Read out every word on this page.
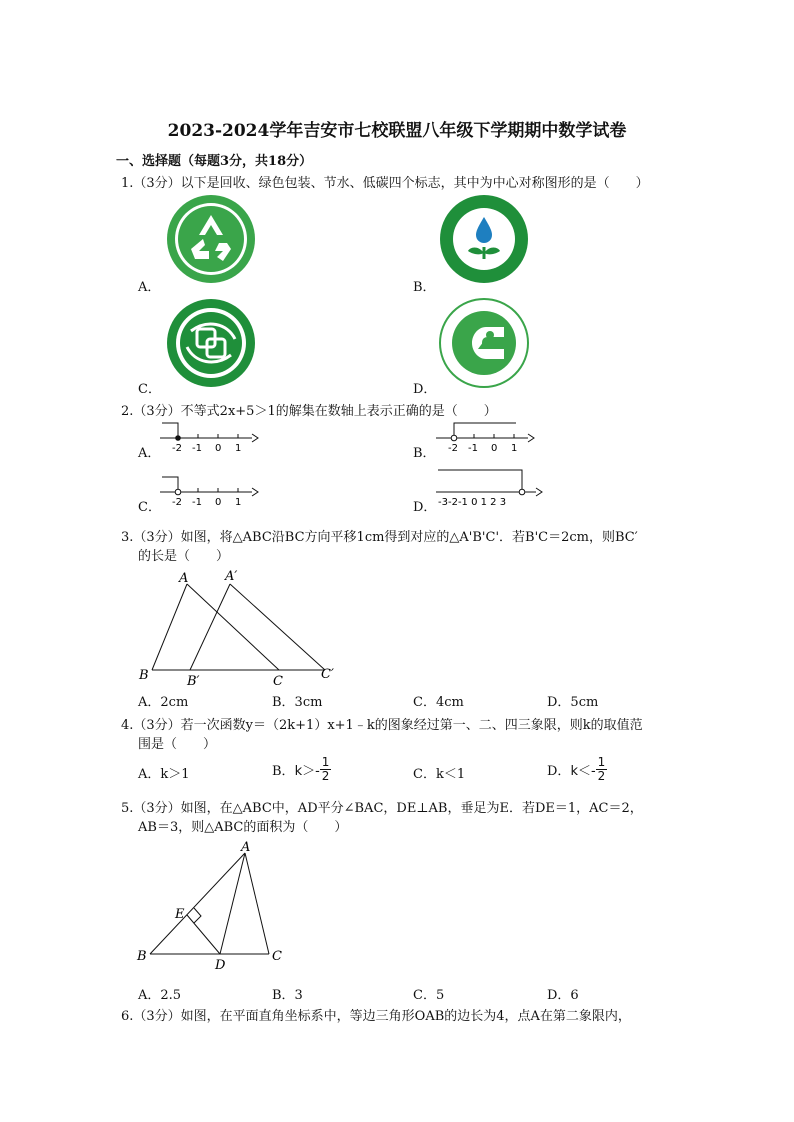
2023-2024学年吉安市七校联盟八年级下学期期中数学试卷
一、选择题（每题3分，共18分）
1.（3分）以下是回收、绿色包装、节水、低碳四个标志，其中为中心对称图形的是（　　）
A．	B．
C．	D．
2.（3分）不等式2x+5＞1的解集在数轴上表示正确的是（　　）
A． -2 -1 0 1	B． -2 -1 0 1
C． -2 -1 0 1	D． -3-2-1 0 1 2 3
3.（3分）如图，将△ABC沿BC方向平移1cm得到对应的△A'B'C'．若B'C＝2cm，则BC′
的长是（　　）
A	A′
B	B′	C	C′
A．2cm	B．3cm	C．4cm	D．5cm
4.（3分）若一次函数y＝（2k+1）x+1﹣k的图象经过第一、二、四三象限，则k的取值范
围是（　　）
A．k＞1	B．$k>- \frac{1}{2}$	C．k＜1	D．$k<- \frac{1}{2}$
5.（3分）如图，在△ABC中，AD平分∠BAC，DE⊥AB，垂足为E．若DE＝1，AC＝2，
AB＝3，则△ABC的面积为（　　）
A
B	C
D
E
A．2.5	B．3	C．5	D．6
6.（3分）如图，在平面直角坐标系中，等边三角形OAB的边长为4，点A在第二象限内，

★ ★ ★ ★ ★ ★ ★

Repeat the listing in full and exactly. Do not include any images.

### EXERCISE OUTPUT
Read out every word on this page.
2023-2024学年吉安市七校联盟八年级下学期期中数学试卷
一、选择题（每题3分，共18分）
1.（3分）以下是回收、绿色包装、节水、低碳四个标志，其中为中心对称图形的是（　　）
A．	B．
C．	D．
2.（3分）不等式2x+5＞1的解集在数轴上表示正确的是（　　）
A． -2 -1 0 1	B． -2 -1 0 1
C． -2 -1 0 1	D． -3-2-1 0 1 2 3
3.（3分）如图，将△ABC沿BC方向平移1cm得到对应的△A'B'C'．若B'C＝2cm，则BC′
的长是（　　）
A	A′
B	B′	C	C′
A．2cm	B．3cm	C．4cm	D．5cm
4.（3分）若一次函数y＝（2k+1）x+1﹣k的图象经过第一、二、四三象限，则k的取值范
围是（　　）
A．k＞1	B．$k>- \frac{1}{2}$	C．k＜1	D．$k<- \frac{1}{2}$
5.（3分）如图，在△ABC中，AD平分∠BAC，DE⊥AB，垂足为E．若DE＝1，AC＝2，
AB＝3，则△ABC的面积为（　　）
A
B	C
D
E
A．2.5	B．3	C．5	D．6
6.（3分）如图，在平面直角坐标系中，等边三角形OAB的边长为4，点A在第二象限内，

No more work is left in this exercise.